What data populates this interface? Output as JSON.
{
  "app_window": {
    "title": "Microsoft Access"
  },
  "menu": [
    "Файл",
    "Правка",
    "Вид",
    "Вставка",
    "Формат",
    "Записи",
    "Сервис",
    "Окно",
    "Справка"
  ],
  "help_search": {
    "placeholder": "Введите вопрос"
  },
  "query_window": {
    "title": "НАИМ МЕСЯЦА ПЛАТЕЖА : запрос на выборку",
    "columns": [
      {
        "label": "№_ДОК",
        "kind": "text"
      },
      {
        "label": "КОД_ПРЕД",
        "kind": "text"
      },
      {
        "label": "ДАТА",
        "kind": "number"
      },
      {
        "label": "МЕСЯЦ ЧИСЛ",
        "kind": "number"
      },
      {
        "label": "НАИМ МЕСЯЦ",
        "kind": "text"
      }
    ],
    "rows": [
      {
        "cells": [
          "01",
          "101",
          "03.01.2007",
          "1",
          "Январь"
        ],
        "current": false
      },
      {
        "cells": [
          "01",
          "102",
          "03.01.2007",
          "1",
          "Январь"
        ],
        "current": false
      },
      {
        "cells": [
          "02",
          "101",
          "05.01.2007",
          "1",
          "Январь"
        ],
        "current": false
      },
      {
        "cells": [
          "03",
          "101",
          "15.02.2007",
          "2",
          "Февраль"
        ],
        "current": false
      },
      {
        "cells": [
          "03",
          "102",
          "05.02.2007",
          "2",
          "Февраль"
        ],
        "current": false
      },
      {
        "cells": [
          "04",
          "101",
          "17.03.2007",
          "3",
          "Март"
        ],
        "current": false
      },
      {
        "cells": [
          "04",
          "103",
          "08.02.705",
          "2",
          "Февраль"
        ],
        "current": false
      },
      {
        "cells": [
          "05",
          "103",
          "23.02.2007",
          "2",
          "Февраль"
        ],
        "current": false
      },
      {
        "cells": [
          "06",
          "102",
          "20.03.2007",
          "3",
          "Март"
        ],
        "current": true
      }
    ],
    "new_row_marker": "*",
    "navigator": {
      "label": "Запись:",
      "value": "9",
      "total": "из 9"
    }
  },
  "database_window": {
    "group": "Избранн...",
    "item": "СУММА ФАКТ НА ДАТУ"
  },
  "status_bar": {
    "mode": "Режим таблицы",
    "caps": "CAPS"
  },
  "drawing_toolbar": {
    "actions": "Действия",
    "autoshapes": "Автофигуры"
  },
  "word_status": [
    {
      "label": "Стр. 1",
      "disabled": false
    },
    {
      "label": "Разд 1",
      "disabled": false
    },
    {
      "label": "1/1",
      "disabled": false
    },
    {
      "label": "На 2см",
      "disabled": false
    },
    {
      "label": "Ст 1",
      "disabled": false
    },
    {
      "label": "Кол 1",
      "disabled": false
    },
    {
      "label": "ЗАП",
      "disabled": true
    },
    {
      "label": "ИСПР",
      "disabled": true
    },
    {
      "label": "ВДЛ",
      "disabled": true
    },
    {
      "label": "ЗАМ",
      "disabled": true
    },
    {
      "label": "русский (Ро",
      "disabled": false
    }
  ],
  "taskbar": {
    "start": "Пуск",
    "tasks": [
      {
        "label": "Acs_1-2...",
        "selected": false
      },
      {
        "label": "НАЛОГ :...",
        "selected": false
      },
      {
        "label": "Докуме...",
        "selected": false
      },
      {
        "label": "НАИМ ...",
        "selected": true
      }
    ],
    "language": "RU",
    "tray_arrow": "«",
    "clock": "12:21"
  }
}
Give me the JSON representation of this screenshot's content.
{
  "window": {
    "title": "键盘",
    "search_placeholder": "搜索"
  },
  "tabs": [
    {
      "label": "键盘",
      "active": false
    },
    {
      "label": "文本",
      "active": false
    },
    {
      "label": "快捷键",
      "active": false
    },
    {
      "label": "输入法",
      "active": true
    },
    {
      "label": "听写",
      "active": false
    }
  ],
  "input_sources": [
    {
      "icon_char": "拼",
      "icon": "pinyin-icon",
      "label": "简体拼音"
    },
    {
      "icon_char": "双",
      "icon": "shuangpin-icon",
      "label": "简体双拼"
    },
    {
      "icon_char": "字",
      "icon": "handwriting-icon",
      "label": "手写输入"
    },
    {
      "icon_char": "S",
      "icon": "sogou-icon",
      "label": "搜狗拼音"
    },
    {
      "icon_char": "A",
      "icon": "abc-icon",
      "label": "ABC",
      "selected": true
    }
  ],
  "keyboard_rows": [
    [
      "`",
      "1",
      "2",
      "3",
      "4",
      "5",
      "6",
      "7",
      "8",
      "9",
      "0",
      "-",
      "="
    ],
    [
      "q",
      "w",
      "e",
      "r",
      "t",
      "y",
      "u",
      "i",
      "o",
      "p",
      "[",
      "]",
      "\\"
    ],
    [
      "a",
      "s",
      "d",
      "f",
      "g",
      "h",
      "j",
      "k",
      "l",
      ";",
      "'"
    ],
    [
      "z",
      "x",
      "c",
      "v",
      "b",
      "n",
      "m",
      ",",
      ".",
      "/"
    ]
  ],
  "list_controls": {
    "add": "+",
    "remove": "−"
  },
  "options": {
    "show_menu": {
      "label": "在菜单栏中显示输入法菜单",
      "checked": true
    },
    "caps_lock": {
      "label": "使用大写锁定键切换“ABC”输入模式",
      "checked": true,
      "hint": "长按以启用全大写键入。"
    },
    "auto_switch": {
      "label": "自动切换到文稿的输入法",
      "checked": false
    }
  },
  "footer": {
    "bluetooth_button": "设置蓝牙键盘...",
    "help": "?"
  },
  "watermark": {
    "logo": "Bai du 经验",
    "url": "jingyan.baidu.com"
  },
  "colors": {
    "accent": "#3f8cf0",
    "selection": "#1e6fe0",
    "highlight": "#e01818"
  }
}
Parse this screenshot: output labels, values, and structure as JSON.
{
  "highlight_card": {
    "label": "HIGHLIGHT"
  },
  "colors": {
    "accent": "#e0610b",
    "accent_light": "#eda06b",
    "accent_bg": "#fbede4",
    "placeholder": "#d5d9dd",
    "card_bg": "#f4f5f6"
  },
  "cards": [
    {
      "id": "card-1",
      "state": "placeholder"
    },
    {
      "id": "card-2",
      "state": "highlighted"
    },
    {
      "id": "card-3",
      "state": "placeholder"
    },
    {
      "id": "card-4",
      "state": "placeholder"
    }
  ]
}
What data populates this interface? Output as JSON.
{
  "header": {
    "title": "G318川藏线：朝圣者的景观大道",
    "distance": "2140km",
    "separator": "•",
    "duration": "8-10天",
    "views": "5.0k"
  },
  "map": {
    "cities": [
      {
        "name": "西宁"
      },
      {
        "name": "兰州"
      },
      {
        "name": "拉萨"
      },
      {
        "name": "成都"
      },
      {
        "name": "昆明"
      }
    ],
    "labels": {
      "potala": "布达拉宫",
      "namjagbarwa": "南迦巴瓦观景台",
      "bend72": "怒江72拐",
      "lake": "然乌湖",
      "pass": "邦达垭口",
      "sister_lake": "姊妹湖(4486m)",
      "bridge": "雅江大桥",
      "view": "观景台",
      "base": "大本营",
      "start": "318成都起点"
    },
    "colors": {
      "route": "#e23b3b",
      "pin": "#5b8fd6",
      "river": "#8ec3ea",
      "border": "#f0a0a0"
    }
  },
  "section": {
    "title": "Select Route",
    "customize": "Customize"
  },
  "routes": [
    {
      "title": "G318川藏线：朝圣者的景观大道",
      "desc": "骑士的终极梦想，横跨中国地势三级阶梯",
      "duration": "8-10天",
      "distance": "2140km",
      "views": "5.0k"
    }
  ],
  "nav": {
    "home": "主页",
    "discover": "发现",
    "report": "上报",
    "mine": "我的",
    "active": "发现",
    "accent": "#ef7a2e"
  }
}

::::

Aim
Using the data above, reproduce every line exactly.

Response below
What data populates this interface? Output as JSON.
{
  "app_window": {
    "title": "Microsoft Access"
  },
  "menu": [
    "Файл",
    "Правка",
    "Вид",
    "Вставка",
    "Формат",
    "Записи",
    "Сервис",
    "Окно",
    "Справка"
  ],
  "help_search": {
    "placeholder": "Введите вопрос"
  },
  "query_window": {
    "title": "НАИМ МЕСЯЦА ПЛАТЕЖА : запрос на выборку",
    "columns": [
      {
        "label": "№_ДОК",
        "kind": "text"
      },
      {
        "label": "КОД_ПРЕД",
        "kind": "text"
      },
      {
        "label": "ДАТА",
        "kind": "number"
      },
      {
        "label": "МЕСЯЦ ЧИСЛ",
        "kind": "number"
      },
      {
        "label": "НАИМ МЕСЯЦ",
        "kind": "text"
      }
    ],
    "rows": [
      {
        "cells": [
          "01",
          "101",
          "03.01.2007",
          "1",
          "Январь"
        ],
        "current": false
      },
      {
        "cells": [
          "01",
          "102",
          "03.01.2007",
          "1",
          "Январь"
        ],
        "current": false
      },
      {
        "cells": [
          "02",
          "101",
          "05.01.2007",
          "1",
          "Январь"
        ],
        "current": false
      },
      {
        "cells": [
          "03",
          "101",
          "15.02.2007",
          "2",
          "Февраль"
        ],
        "current": false
      },
      {
        "cells": [
          "03",
          "102",
          "05.02.2007",
          "2",
          "Февраль"
        ],
        "current": false
      },
      {
        "cells": [
          "04",
          "101",
          "17.03.2007",
          "3",
          "Март"
        ],
        "current": false
      },
      {
        "cells": [
          "04",
          "103",
          "08.02.705",
          "2",
          "Февраль"
        ],
        "current": false
      },
      {
        "cells": [
          "05",
          "103",
          "23.02.2007",
          "2",
          "Февраль"
        ],
        "current": false
      },
      {
        "cells": [
          "06",
          "102",
          "20.03.2007",
          "3",
          "Март"
        ],
        "current": true
      }
    ],
    "new_row_marker": "*",
    "navigator": {
      "label": "Запись:",
      "value": "9",
      "total": "из 9"
    }
  },
  "database_window": {
    "group": "Избранн...",
    "item": "СУММА ФАКТ НА ДАТУ"
  },
  "status_bar": {
    "mode": "Режим таблицы",
    "caps": "CAPS"
  },
  "drawing_toolbar": {
    "actions": "Действия",
    "autoshapes": "Автофигуры"
  },
  "word_status": [
    {
      "label": "Стр. 1",
      "disabled": false
    },
    {
      "label": "Разд 1",
      "disabled": false
    },
    {
      "label": "1/1",
      "disabled": false
    },
    {
      "label": "На 2см",
      "disabled": false
    },
    {
      "label": "Ст 1",
      "disabled": false
    },
    {
      "label": "Кол 1",
      "disabled": false
    },
    {
      "label": "ЗАП",
      "disabled": true
    },
    {
      "label": "ИСПР",
      "disabled": true
    },
    {
      "label": "ВДЛ",
      "disabled": true
    },
    {
      "label": "ЗАМ",
      "disabled": true
    },
    {
      "label": "русский (Ро",
      "disabled": false
    }
  ],
  "taskbar": {
    "start": "Пуск",
    "tasks": [
      {
        "label": "Acs_1-2...",
        "selected": false
      },
      {
        "label": "НАЛОГ :...",
        "selected": false
      },
      {
        "label": "Докуме...",
        "selected": false
      },
      {
        "label": "НАИМ ...",
        "selected": true
      }
    ],
    "language": "RU",
    "tray_arrow": "«",
    "clock": "12:21"
  }
}
Give me the JSON representation of this screenshot's content.
{
  "window": {
    "title": "键盘",
    "search_placeholder": "搜索"
  },
  "tabs": [
    {
      "label": "键盘",
      "active": false
    },
    {
      "label": "文本",
      "active": false
    },
    {
      "label": "快捷键",
      "active": false
    },
    {
      "label": "输入法",
      "active": true
    },
    {
      "label": "听写",
      "active": false
    }
  ],
  "input_sources": [
    {
      "icon_char": "拼",
      "icon": "pinyin-icon",
      "label": "简体拼音"
    },
    {
      "icon_char": "双",
      "icon": "shuangpin-icon",
      "label": "简体双拼"
    },
    {
      "icon_char": "字",
      "icon": "handwriting-icon",
      "label": "手写输入"
    },
    {
      "icon_char": "S",
      "icon": "sogou-icon",
      "label": "搜狗拼音"
    },
    {
      "icon_char": "A",
      "icon": "abc-icon",
      "label": "ABC",
      "selected": true
    }
  ],
  "keyboard_rows": [
    [
      "`",
      "1",
      "2",
      "3",
      "4",
      "5",
      "6",
      "7",
      "8",
      "9",
      "0",
      "-",
      "="
    ],
    [
      "q",
      "w",
      "e",
      "r",
      "t",
      "y",
      "u",
      "i",
      "o",
      "p",
      "[",
      "]",
      "\\"
    ],
    [
      "a",
      "s",
      "d",
      "f",
      "g",
      "h",
      "j",
      "k",
      "l",
      ";",
      "'"
    ],
    [
      "z",
      "x",
      "c",
      "v",
      "b",
      "n",
      "m",
      ",",
      ".",
      "/"
    ]
  ],
  "list_controls": {
    "add": "+",
    "remove": "−"
  },
  "options": {
    "show_menu": {
      "label": "在菜单栏中显示输入法菜单",
      "checked": true
    },
    "caps_lock": {
      "label": "使用大写锁定键切换“ABC”输入模式",
      "checked": true,
      "hint": "长按以启用全大写键入。"
    },
    "auto_switch": {
      "label": "自动切换到文稿的输入法",
      "checked": false
    }
  },
  "footer": {
    "bluetooth_button": "设置蓝牙键盘...",
    "help": "?"
  },
  "watermark": {
    "logo": "Bai du 经验",
    "url": "jingyan.baidu.com"
  },
  "colors": {
    "accent": "#3f8cf0",
    "selection": "#1e6fe0",
    "highlight": "#e01818"
  }
}
Parse this screenshot: output labels, values, and structure as JSON.
{
  "highlight_card": {
    "label": "HIGHLIGHT"
  },
  "colors": {
    "accent": "#e0610b",
    "accent_light": "#eda06b",
    "accent_bg": "#fbede4",
    "placeholder": "#d5d9dd",
    "card_bg": "#f4f5f6"
  },
  "cards": [
    {
      "id": "card-1",
      "state": "placeholder"
    },
    {
      "id": "card-2",
      "state": "highlighted"
    },
    {
      "id": "card-3",
      "state": "placeholder"
    },
    {
      "id": "card-4",
      "state": "placeholder"
    }
  ]
}
What data populates this interface? Output as JSON.
{
  "header": {
    "title": "G318川藏线：朝圣者的景观大道",
    "distance": "2140km",
    "separator": "•",
    "duration": "8-10天",
    "views": "5.0k"
  },
  "map": {
    "cities": [
      {
        "name": "西宁"
      },
      {
        "name": "兰州"
      },
      {
        "name": "拉萨"
      },
      {
        "name": "成都"
      },
      {
        "name": "昆明"
      }
    ],
    "labels": {
      "potala": "布达拉宫",
      "namjagbarwa": "南迦巴瓦观景台",
      "bend72": "怒江72拐",
      "lake": "然乌湖",
      "pass": "邦达垭口",
      "sister_lake": "姊妹湖(4486m)",
      "bridge": "雅江大桥",
      "view": "观景台",
      "base": "大本营",
      "start": "318成都起点"
    },
    "colors": {
      "route": "#e23b3b",
      "pin": "#5b8fd6",
      "river": "#8ec3ea",
      "border": "#f0a0a0"
    }
  },
  "section": {
    "title": "Select Route",
    "customize": "Customize"
  },
  "routes": [
    {
      "title": "G318川藏线：朝圣者的景观大道",
      "desc": "骑士的终极梦想，横跨中国地势三级阶梯",
      "duration": "8-10天",
      "distance": "2140km",
      "views": "5.0k"
    }
  ],
  "nav": {
    "home": "主页",
    "discover": "发现",
    "report": "上报",
    "mine": "我的",
    "active": "发现",
    "accent": "#ef7a2e"
  }
}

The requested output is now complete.